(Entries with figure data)
____________________

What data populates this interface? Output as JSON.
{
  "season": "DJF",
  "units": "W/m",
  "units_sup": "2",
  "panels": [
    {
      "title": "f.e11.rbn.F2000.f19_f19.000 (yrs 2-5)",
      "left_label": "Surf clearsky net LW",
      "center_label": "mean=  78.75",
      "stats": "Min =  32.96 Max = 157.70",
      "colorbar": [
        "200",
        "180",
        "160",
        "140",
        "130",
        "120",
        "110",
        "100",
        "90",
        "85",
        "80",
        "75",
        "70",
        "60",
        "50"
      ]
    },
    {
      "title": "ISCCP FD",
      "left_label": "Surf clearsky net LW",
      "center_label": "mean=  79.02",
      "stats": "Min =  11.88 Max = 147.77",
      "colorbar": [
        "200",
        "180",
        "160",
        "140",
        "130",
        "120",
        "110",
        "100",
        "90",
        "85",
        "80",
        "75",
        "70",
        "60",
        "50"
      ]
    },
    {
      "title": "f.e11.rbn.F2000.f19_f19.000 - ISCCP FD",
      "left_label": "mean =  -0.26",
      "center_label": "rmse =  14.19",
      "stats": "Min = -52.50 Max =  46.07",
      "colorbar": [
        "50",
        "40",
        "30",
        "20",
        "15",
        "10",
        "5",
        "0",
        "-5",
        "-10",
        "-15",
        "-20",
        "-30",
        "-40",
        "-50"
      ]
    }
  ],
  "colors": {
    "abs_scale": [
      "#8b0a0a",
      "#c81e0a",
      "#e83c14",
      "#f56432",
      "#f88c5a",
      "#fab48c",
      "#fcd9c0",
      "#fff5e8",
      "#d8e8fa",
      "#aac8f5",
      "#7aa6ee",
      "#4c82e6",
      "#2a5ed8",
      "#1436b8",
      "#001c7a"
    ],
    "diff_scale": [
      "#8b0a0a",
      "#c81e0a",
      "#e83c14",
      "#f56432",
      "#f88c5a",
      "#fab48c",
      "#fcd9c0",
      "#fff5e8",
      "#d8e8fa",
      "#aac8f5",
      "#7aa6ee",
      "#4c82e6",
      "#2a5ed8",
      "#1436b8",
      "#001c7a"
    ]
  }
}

____________________

EXERCISE DETAILS: Retype all the material above precisely, with no line left out.

RESULT FOR THIS TASK:
What data populates this interface? Output as JSON.
{
  "season": "DJF",
  "units": "W/m",
  "units_sup": "2",
  "panels": [
    {
      "title": "f.e11.rbn.F2000.f19_f19.000 (yrs 2-5)",
      "left_label": "Surf clearsky net LW",
      "center_label": "mean=  78.75",
      "stats": "Min =  32.96 Max = 157.70",
      "colorbar": [
        "200",
        "180",
        "160",
        "140",
        "130",
        "120",
        "110",
        "100",
        "90",
        "85",
        "80",
        "75",
        "70",
        "60",
        "50"
      ]
    },
    {
      "title": "ISCCP FD",
      "left_label": "Surf clearsky net LW",
      "center_label": "mean=  79.02",
      "stats": "Min =  11.88 Max = 147.77",
      "colorbar": [
        "200",
        "180",
        "160",
        "140",
        "130",
        "120",
        "110",
        "100",
        "90",
        "85",
        "80",
        "75",
        "70",
        "60",
        "50"
      ]
    },
    {
      "title": "f.e11.rbn.F2000.f19_f19.000 - ISCCP FD",
      "left_label": "mean =  -0.26",
      "center_label": "rmse =  14.19",
      "stats": "Min = -52.50 Max =  46.07",
      "colorbar": [
        "50",
        "40",
        "30",
        "20",
        "15",
        "10",
        "5",
        "0",
        "-5",
        "-10",
        "-15",
        "-20",
        "-30",
        "-40",
        "-50"
      ]
    }
  ],
  "colors": {
    "abs_scale": [
      "#8b0a0a",
      "#c81e0a",
      "#e83c14",
      "#f56432",
      "#f88c5a",
      "#fab48c",
      "#fcd9c0",
      "#fff5e8",
      "#d8e8fa",
      "#aac8f5",
      "#7aa6ee",
      "#4c82e6",
      "#2a5ed8",
      "#1436b8",
      "#001c7a"
    ],
    "diff_scale": [
      "#8b0a0a",
      "#c81e0a",
      "#e83c14",
      "#f56432",
      "#f88c5a",
      "#fab48c",
      "#fcd9c0",
      "#fff5e8",
      "#d8e8fa",
      "#aac8f5",
      "#7aa6ee",
      "#4c82e6",
      "#2a5ed8",
      "#1436b8",
      "#001c7a"
    ]
  }
}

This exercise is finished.